**EXCERPT TO READ**
▽

# 1984 Raleigh Road Ace UK model



## Mr.RED (Jul 19, 2018)

Gonna keep this short and sweet. My old man scored this 1984 Raleigh Road Ace off the original owner who had it made for him in UK which he raced in Europe then later imported to the states. Reynolds 531 frame/fork, Shimano 600EX/Dura Ace aero full groupo, plastic cover over the headset, Mavic 700c tubulars with sealed shimano dura ace hubs yadda yadda yadda. This bike is a keeper for sure and the pictures will explain it all.


----------



## 66TigerCat (Jul 20, 2018)

Nice score ! Shimano AX, not EX (way better!). Love those brake calipers.


----------



## dnc1 (Jul 20, 2018)

I had a Raleigh Rapide at the time this was new, I always wanted that groupset, especially those brakes!
Lovely machine!


----------



## Mr.RED (Jul 20, 2018)

Thanks for the comments. I've seen a lot of bikes in my day and this is the first time owning a bike with the Shimano 600 AX/Dura Ace group and the stuff looks awesome. The brakes are unique looking and remind me of Campy Delta brakes. The stem is 3TTT and the handlebars are Shimano Dura Ace which I've never seen before. I haven't done a lot of homework on the model yet but I wonder which US model would be comparable to the Road Ace?


----------



## bulldog1935 (Jul 20, 2018)

Lou has Campy deltas on his Tommasini, and 600 EX derailleurs


----------



## DoggieDodaac (Jul 21, 2018)

△

**RECORDS**
▽

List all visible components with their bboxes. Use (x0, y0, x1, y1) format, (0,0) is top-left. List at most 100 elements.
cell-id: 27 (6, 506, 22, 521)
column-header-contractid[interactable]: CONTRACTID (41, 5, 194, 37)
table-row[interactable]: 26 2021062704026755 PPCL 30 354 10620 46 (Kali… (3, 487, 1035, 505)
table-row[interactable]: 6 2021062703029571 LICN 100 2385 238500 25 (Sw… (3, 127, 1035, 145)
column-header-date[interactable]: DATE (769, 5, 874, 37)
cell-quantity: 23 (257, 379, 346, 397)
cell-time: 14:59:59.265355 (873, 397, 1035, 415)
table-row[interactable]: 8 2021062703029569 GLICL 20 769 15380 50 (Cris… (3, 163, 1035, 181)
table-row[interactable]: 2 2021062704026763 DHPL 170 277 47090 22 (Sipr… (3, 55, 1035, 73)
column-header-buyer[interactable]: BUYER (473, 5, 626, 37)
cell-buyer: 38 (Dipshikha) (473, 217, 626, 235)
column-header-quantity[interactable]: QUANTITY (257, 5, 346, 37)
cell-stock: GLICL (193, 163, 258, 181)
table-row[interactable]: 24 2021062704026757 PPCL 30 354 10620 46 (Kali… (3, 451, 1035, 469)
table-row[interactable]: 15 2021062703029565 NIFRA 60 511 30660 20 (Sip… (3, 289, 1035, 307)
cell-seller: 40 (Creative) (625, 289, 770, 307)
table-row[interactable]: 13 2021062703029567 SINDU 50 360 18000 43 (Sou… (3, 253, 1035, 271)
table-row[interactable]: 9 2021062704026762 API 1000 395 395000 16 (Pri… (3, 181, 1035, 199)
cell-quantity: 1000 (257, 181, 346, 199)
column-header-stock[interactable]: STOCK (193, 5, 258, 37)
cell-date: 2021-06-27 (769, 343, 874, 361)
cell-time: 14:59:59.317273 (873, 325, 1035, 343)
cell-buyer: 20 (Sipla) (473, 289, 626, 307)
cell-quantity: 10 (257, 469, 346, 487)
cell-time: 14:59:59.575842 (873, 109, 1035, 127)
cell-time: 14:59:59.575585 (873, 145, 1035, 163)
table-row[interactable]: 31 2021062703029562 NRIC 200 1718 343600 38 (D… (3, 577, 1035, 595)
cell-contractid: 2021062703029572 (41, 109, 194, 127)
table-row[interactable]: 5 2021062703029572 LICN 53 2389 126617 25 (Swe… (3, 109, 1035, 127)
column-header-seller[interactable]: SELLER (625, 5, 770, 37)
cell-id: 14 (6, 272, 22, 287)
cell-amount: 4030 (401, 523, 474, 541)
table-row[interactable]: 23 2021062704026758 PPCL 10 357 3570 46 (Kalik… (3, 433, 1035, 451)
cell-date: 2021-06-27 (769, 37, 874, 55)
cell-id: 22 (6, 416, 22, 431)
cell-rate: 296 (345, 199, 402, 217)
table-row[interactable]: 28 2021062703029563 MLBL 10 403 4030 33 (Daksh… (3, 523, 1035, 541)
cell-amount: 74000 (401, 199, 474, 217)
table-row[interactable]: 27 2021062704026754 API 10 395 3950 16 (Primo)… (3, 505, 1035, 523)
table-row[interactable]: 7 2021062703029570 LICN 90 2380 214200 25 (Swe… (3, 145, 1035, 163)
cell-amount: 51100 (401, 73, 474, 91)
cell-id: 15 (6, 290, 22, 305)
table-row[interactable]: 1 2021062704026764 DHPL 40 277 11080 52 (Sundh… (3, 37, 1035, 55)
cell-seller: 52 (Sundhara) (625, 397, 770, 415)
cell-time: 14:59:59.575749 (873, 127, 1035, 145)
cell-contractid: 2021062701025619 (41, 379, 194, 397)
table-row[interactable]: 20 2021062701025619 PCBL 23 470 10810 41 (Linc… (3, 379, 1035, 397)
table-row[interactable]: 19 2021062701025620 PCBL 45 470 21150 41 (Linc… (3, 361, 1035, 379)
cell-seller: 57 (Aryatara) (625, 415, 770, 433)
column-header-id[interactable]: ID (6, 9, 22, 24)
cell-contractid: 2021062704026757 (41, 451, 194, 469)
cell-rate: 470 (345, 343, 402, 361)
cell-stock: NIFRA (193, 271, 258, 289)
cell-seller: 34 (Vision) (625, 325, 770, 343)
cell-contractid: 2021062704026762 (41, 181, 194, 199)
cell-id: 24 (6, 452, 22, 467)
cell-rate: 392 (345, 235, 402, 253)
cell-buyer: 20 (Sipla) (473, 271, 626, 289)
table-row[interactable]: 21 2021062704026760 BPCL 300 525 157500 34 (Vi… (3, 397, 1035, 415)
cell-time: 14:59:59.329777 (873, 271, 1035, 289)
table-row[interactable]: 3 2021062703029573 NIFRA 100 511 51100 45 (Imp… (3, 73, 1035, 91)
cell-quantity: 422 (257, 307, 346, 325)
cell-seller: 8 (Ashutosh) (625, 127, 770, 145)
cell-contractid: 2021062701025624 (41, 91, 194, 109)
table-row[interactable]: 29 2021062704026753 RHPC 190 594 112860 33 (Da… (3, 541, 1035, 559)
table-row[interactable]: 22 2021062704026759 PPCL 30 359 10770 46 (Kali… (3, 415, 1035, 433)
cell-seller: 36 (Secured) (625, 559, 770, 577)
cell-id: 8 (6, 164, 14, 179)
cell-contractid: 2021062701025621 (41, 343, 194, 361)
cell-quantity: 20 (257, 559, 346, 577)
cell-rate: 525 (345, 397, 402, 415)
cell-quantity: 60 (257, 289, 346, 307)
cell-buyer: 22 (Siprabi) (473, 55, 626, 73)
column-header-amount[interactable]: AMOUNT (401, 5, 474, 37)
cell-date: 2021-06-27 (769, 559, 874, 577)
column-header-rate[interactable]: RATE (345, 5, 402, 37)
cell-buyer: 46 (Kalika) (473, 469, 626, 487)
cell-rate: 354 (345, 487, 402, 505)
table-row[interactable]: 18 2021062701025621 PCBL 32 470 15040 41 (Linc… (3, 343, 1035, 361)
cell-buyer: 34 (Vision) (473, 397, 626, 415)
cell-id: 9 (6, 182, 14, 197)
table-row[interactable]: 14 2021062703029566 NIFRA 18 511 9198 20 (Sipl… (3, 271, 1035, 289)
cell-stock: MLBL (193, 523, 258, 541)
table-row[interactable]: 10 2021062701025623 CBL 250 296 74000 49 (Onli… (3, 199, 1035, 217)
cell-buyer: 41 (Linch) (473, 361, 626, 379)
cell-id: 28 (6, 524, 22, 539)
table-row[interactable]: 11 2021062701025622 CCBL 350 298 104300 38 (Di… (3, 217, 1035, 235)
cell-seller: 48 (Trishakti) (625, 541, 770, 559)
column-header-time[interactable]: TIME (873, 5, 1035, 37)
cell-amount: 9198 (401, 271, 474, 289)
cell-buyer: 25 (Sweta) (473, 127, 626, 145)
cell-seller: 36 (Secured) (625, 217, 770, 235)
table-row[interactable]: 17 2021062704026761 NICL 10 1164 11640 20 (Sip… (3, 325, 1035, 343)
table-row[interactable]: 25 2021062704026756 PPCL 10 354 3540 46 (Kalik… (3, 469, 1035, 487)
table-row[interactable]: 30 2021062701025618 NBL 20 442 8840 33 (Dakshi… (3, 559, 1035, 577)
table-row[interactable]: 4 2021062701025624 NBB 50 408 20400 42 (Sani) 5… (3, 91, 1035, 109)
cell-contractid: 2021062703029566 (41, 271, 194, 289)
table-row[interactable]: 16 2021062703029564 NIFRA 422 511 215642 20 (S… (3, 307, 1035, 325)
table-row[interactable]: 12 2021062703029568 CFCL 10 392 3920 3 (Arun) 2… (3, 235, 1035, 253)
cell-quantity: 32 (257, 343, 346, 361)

△

**JOB**
Copy out the forum thread on the 1984 Raleigh Road Ace from the top of the page, word for word and in full.

**ANSWER FOR THE TASK**
# 1984 Raleigh Road Ace UK model



## Mr.RED (Jul 19, 2018)

Gonna keep this short and sweet. My old man scored this 1984 Raleigh Road Ace off the original owner who had it made for him in UK which he raced in Europe then later imported to the states. Reynolds 531 frame/fork, Shimano 600EX/Dura Ace aero full groupo, plastic cover over the headset, Mavic 700c tubulars with sealed shimano dura ace hubs yadda yadda yadda. This bike is a keeper for sure and the pictures will explain it all.


----------



## 66TigerCat (Jul 20, 2018)

Nice score ! Shimano AX, not EX (way better!). Love those brake calipers.


----------



## dnc1 (Jul 20, 2018)

I had a Raleigh Rapide at the time this was new, I always wanted that groupset, especially those brakes!
Lovely machine!


----------



## Mr.RED (Jul 20, 2018)

Thanks for the comments. I've seen a lot of bikes in my day and this is the first time owning a bike with the Shimano 600 AX/Dura Ace group and the stuff looks awesome. The brakes are unique looking and remind me of Campy Delta brakes. The stem is 3TTT and the handlebars are Shimano Dura Ace which I've never seen before. I haven't done a lot of homework on the model yet but I wonder which US model would be comparable to the Road Ace?


----------



## bulldog1935 (Jul 20, 2018)

Lou has Campy deltas on his Tommasini, and 600 EX derailleurs


----------



## DoggieDodaac (Jul 21, 2018)